» **Exercise material**:
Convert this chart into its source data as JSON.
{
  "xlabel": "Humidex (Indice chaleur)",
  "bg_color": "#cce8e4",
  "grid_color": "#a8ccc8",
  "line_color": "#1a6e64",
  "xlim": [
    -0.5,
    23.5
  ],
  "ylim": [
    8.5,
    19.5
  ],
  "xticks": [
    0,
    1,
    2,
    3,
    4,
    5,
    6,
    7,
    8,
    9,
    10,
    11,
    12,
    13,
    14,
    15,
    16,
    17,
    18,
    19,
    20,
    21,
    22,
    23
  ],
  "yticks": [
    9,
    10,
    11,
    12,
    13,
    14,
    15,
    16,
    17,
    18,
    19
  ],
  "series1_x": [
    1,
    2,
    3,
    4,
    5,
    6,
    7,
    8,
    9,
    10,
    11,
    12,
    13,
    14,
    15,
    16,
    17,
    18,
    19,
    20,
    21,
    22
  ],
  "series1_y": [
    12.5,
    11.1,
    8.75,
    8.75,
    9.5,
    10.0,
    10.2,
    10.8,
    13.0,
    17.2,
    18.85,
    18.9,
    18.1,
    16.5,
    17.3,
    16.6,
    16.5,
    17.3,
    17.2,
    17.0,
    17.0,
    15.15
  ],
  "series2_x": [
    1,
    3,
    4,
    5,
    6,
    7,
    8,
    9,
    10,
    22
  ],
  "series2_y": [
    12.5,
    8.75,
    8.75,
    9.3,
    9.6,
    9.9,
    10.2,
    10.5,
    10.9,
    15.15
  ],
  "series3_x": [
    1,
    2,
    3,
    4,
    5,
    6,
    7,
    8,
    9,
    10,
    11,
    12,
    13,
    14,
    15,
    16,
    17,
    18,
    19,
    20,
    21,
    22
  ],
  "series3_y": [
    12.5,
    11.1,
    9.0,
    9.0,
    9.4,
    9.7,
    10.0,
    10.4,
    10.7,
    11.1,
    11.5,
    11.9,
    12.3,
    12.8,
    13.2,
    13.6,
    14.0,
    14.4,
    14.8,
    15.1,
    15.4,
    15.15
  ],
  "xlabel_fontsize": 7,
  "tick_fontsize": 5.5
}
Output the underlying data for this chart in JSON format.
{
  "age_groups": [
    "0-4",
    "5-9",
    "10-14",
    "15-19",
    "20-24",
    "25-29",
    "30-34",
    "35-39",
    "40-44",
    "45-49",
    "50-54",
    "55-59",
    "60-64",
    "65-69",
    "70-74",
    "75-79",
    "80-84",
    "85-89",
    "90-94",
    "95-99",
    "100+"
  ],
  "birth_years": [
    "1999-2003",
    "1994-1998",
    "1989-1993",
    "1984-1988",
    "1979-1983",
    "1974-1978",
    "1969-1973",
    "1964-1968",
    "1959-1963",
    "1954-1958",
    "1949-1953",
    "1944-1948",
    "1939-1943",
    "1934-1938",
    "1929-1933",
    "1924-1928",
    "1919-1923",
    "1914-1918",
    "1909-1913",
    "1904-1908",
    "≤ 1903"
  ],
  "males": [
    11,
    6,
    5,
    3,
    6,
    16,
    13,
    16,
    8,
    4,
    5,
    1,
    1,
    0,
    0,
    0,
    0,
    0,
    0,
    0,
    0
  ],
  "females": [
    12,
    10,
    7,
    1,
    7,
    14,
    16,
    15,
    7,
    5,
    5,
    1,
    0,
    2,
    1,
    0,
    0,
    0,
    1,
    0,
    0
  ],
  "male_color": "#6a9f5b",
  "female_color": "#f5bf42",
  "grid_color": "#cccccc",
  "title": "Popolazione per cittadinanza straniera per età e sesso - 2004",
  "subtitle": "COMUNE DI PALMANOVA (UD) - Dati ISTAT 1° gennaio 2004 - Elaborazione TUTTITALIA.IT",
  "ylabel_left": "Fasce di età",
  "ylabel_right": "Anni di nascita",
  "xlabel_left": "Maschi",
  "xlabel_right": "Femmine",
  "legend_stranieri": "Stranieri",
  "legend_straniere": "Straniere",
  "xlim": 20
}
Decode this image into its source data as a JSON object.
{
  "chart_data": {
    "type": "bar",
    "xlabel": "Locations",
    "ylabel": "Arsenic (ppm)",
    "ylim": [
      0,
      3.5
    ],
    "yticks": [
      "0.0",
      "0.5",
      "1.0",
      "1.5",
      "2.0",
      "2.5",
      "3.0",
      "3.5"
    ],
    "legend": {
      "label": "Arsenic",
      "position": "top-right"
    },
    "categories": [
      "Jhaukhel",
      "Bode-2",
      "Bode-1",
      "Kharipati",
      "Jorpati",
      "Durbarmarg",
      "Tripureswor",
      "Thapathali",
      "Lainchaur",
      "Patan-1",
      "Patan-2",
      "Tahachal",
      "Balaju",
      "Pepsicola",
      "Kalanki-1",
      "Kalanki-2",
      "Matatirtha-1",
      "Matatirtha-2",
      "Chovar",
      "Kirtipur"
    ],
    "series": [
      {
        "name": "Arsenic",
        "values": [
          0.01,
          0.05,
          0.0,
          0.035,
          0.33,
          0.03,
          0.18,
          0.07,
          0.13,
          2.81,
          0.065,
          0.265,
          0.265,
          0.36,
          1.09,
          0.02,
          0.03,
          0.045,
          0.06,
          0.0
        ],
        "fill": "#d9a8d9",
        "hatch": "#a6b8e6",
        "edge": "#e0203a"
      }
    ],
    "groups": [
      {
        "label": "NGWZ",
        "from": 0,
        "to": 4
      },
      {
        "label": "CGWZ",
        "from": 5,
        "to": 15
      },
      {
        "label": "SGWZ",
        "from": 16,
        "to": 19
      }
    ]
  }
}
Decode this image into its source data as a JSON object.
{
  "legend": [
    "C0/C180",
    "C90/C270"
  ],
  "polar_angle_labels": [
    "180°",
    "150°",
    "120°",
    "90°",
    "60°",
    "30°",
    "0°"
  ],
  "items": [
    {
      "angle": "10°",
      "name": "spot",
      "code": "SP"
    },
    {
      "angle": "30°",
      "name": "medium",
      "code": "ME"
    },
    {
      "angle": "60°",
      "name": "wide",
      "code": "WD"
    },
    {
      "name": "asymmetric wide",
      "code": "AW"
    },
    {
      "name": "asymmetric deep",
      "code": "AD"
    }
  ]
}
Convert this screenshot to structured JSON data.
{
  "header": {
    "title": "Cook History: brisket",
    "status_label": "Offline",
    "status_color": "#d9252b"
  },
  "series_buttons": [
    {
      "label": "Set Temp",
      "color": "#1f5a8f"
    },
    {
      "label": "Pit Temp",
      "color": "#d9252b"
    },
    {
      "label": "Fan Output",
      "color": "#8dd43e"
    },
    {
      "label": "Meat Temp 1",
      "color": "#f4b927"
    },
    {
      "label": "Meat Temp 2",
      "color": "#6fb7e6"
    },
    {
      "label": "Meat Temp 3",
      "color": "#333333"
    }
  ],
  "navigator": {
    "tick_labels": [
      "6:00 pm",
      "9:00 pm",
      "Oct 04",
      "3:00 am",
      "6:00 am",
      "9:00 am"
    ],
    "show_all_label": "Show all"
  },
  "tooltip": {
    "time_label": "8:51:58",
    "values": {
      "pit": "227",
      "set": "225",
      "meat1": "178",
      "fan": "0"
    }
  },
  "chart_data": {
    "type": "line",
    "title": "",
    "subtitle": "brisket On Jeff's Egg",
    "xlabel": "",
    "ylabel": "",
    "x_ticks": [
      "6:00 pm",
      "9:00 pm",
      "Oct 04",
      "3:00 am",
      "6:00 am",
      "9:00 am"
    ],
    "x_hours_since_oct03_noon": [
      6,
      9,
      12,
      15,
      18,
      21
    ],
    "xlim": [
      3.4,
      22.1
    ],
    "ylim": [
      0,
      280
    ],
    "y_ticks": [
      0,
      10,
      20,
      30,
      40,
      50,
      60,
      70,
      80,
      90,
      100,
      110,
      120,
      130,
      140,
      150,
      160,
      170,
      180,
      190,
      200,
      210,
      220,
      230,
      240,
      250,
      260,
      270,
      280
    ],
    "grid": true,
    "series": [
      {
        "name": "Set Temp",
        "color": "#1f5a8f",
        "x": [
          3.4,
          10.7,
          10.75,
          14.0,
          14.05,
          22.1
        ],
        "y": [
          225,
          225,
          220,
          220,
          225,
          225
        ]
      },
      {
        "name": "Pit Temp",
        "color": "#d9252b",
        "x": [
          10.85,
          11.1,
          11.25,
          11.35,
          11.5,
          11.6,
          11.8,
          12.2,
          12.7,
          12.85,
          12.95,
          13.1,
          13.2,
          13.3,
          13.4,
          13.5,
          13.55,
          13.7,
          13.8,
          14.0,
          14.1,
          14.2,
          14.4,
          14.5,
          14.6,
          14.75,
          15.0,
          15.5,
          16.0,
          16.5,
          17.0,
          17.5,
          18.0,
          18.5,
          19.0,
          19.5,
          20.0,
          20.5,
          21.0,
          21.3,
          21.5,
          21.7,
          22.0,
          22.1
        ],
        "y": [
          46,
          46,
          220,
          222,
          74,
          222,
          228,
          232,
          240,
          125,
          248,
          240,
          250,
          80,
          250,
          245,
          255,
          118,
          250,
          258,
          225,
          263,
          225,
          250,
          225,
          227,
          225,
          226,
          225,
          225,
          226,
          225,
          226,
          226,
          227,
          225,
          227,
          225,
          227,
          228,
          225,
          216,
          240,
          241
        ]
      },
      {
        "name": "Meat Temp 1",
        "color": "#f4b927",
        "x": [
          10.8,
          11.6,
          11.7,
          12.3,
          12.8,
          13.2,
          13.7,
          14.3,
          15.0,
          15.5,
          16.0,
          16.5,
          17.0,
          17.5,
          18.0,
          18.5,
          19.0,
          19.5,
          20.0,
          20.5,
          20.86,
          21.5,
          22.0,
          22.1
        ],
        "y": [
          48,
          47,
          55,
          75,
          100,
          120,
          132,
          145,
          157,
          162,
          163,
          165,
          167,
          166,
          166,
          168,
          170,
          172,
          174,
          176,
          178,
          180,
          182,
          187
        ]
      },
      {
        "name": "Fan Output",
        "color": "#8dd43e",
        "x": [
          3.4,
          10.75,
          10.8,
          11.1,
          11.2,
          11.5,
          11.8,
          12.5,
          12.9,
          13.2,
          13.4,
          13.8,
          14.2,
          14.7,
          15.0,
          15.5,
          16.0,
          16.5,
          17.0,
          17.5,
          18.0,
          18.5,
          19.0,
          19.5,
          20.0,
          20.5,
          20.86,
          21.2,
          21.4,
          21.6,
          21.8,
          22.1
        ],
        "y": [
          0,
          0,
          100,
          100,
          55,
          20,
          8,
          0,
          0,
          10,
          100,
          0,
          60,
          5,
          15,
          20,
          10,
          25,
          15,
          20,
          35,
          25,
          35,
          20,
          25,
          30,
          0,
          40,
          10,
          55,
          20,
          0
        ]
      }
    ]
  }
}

» **Given instruction**:
How many lines of the entries above hold the string "JSON"? Reply with the number alone.

» **Answer to this exercise**:
5